▶ _WHAT THE EXERCISE ASKS_:
Retype each line of the material exactly, please, skipping any picture in it.

(Recorded data)
-------------------------
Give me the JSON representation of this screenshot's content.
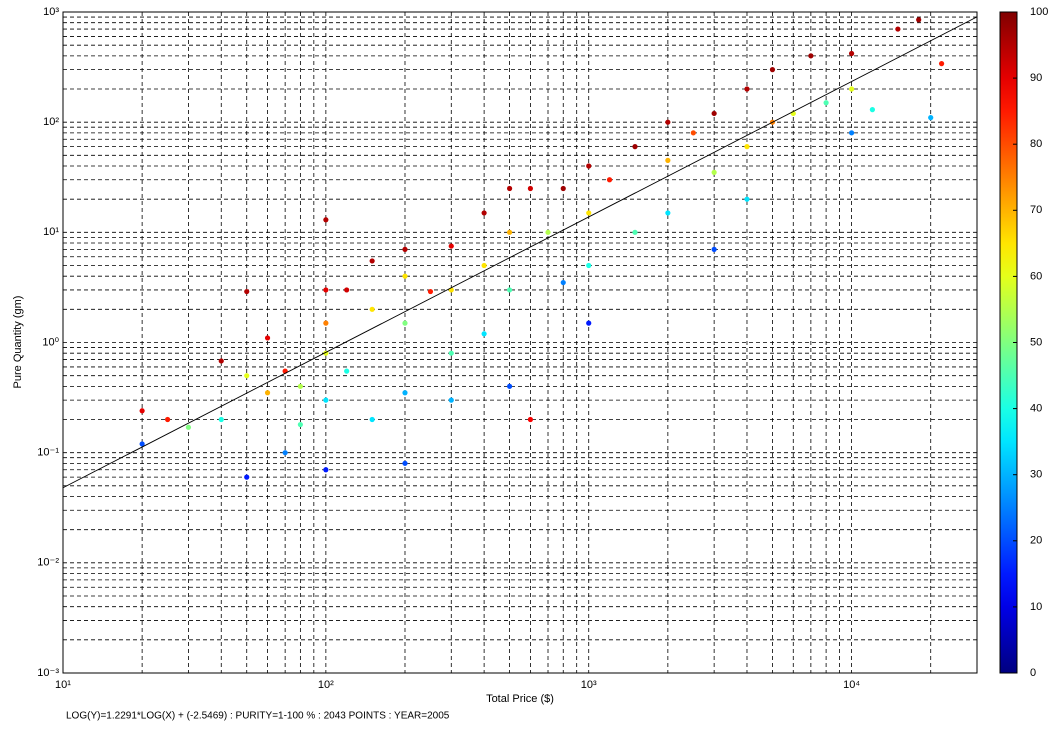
{
  "chart_data": {
    "type": "scatter",
    "x_label": "Total Price ($)",
    "y_label": "Pure Quantity (gm)",
    "footer": "LOG(Y)=1.2291*LOG(X) + (-2.5469) : PURITY=1-100 % : 2043 POINTS : YEAR=2005",
    "xscale": "log",
    "yscale": "log",
    "grid": true,
    "xlim": [
      10,
      30000
    ],
    "ylim": [
      0.001,
      1000
    ],
    "xticks": [
      {
        "value": 10,
        "label": "10¹"
      },
      {
        "value": 100,
        "label": "10²"
      },
      {
        "value": 1000,
        "label": "10³"
      },
      {
        "value": 10000,
        "label": "10⁴"
      }
    ],
    "yticks": [
      {
        "value": 0.001,
        "label": "10⁻³"
      },
      {
        "value": 0.01,
        "label": "10⁻²"
      },
      {
        "value": 0.1,
        "label": "10⁻¹"
      },
      {
        "value": 1,
        "label": "10⁰"
      },
      {
        "value": 10,
        "label": "10¹"
      },
      {
        "value": 100,
        "label": "10²"
      },
      {
        "value": 1000,
        "label": "10³"
      }
    ],
    "colorbar": {
      "colormap": "jet",
      "lim": [
        0,
        100
      ],
      "ticks": [
        0,
        10,
        20,
        30,
        40,
        50,
        60,
        70,
        80,
        90,
        100
      ]
    },
    "fit_line": {
      "color": "#000000",
      "x": [
        10,
        30000
      ],
      "y": [
        0.048,
        903
      ]
    },
    "series": [
      {
        "x": [
          20,
          20,
          25,
          30,
          40,
          40,
          50,
          50,
          50,
          60,
          60,
          70,
          70,
          80,
          80,
          100,
          100,
          100,
          100,
          100,
          100,
          120,
          120,
          150,
          150,
          150,
          200,
          200,
          200,
          200,
          200,
          250,
          300,
          300,
          300,
          300,
          400,
          400,
          400,
          500,
          500,
          500,
          500,
          600,
          600,
          700,
          800,
          800,
          1000,
          1000,
          1000,
          1000,
          1200,
          1500,
          1500,
          2000,
          2000,
          2000,
          2500,
          3000,
          3000,
          3000,
          4000,
          4000,
          4000,
          5000,
          5000,
          6000,
          7000,
          8000,
          10000,
          10000,
          10000,
          12000,
          15000,
          18000,
          20000,
          22000
        ],
        "y": [
          0.24,
          0.12,
          0.2,
          0.17,
          0.68,
          0.2,
          2.9,
          0.06,
          0.5,
          1.1,
          0.35,
          0.1,
          0.55,
          0.4,
          0.18,
          13,
          3,
          1.5,
          0.8,
          0.3,
          0.07,
          3,
          0.55,
          5.5,
          2,
          0.2,
          7,
          4,
          1.5,
          0.35,
          0.08,
          2.9,
          7.5,
          3,
          0.8,
          0.3,
          15,
          5,
          1.2,
          25,
          10,
          3,
          0.4,
          25,
          0.2,
          10,
          25,
          3.5,
          40,
          15,
          5,
          1.5,
          30,
          60,
          10,
          100,
          45,
          15,
          80,
          120,
          35,
          7,
          200,
          60,
          20,
          300,
          100,
          120,
          400,
          150,
          420,
          80,
          200,
          130,
          700,
          850,
          110,
          340
        ],
        "purity": [
          90,
          20,
          85,
          50,
          95,
          40,
          95,
          15,
          60,
          90,
          70,
          25,
          85,
          55,
          45,
          95,
          90,
          75,
          60,
          35,
          15,
          92,
          40,
          95,
          65,
          35,
          95,
          65,
          50,
          30,
          20,
          85,
          90,
          65,
          45,
          30,
          95,
          65,
          35,
          95,
          70,
          45,
          20,
          92,
          88,
          55,
          97,
          25,
          95,
          65,
          40,
          15,
          85,
          97,
          45,
          95,
          70,
          35,
          80,
          97,
          55,
          20,
          95,
          65,
          35,
          97,
          75,
          60,
          97,
          45,
          95,
          25,
          60,
          40,
          95,
          97,
          30,
          85
        ]
      }
    ]
  }
}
-------------------------
▶ _RIGHT ANSWER_:
Give me the JSON representation of this screenshot's content.
{
  "chart_data": {
    "type": "scatter",
    "x_label": "Total Price ($)",
    "y_label": "Pure Quantity (gm)",
    "footer": "LOG(Y)=1.2291*LOG(X) + (-2.5469) : PURITY=1-100 % : 2043 POINTS : YEAR=2005",
    "xscale": "log",
    "yscale": "log",
    "grid": true,
    "xlim": [
      10,
      30000
    ],
    "ylim": [
      0.001,
      1000
    ],
    "xticks": [
      {
        "value": 10,
        "label": "10¹"
      },
      {
        "value": 100,
        "label": "10²"
      },
      {
        "value": 1000,
        "label": "10³"
      },
      {
        "value": 10000,
        "label": "10⁴"
      }
    ],
    "yticks": [
      {
        "value": 0.001,
        "label": "10⁻³"
      },
      {
        "value": 0.01,
        "label": "10⁻²"
      },
      {
        "value": 0.1,
        "label": "10⁻¹"
      },
      {
        "value": 1,
        "label": "10⁰"
      },
      {
        "value": 10,
        "label": "10¹"
      },
      {
        "value": 100,
        "label": "10²"
      },
      {
        "value": 1000,
        "label": "10³"
      }
    ],
    "colorbar": {
      "colormap": "jet",
      "lim": [
        0,
        100
      ],
      "ticks": [
        0,
        10,
        20,
        30,
        40,
        50,
        60,
        70,
        80,
        90,
        100
      ]
    },
    "fit_line": {
      "color": "#000000",
      "x": [
        10,
        30000
      ],
      "y": [
        0.048,
        903
      ]
    },
    "series": [
      {
        "x": [
          20,
          20,
          25,
          30,
          40,
          40,
          50,
          50,
          50,
          60,
          60,
          70,
          70,
          80,
          80,
          100,
          100,
          100,
          100,
          100,
          100,
          120,
          120,
          150,
          150,
          150,
          200,
          200,
          200,
          200,
          200,
          250,
          300,
          300,
          300,
          300,
          400,
          400,
          400,
          500,
          500,
          500,
          500,
          600,
          600,
          700,
          800,
          800,
          1000,
          1000,
          1000,
          1000,
          1200,
          1500,
          1500,
          2000,
          2000,
          2000,
          2500,
          3000,
          3000,
          3000,
          4000,
          4000,
          4000,
          5000,
          5000,
          6000,
          7000,
          8000,
          10000,
          10000,
          10000,
          12000,
          15000,
          18000,
          20000,
          22000
        ],
        "y": [
          0.24,
          0.12,
          0.2,
          0.17,
          0.68,
          0.2,
          2.9,
          0.06,
          0.5,
          1.1,
          0.35,
          0.1,
          0.55,
          0.4,
          0.18,
          13,
          3,
          1.5,
          0.8,
          0.3,
          0.07,
          3,
          0.55,
          5.5,
          2,
          0.2,
          7,
          4,
          1.5,
          0.35,
          0.08,
          2.9,
          7.5,
          3,
          0.8,
          0.3,
          15,
          5,
          1.2,
          25,
          10,
          3,
          0.4,
          25,
          0.2,
          10,
          25,
          3.5,
          40,
          15,
          5,
          1.5,
          30,
          60,
          10,
          100,
          45,
          15,
          80,
          120,
          35,
          7,
          200,
          60,
          20,
          300,
          100,
          120,
          400,
          150,
          420,
          80,
          200,
          130,
          700,
          850,
          110,
          340
        ],
        "purity": [
          90,
          20,
          85,
          50,
          95,
          40,
          95,
          15,
          60,
          90,
          70,
          25,
          85,
          55,
          45,
          95,
          90,
          75,
          60,
          35,
          15,
          92,
          40,
          95,
          65,
          35,
          95,
          65,
          50,
          30,
          20,
          85,
          90,
          65,
          45,
          30,
          95,
          65,
          35,
          95,
          70,
          45,
          20,
          92,
          88,
          55,
          97,
          25,
          95,
          65,
          40,
          15,
          85,
          97,
          45,
          95,
          70,
          35,
          80,
          97,
          55,
          20,
          95,
          65,
          35,
          97,
          75,
          60,
          97,
          45,
          95,
          25,
          60,
          40,
          95,
          97,
          30,
          85
        ]
      }
    ]
  }
}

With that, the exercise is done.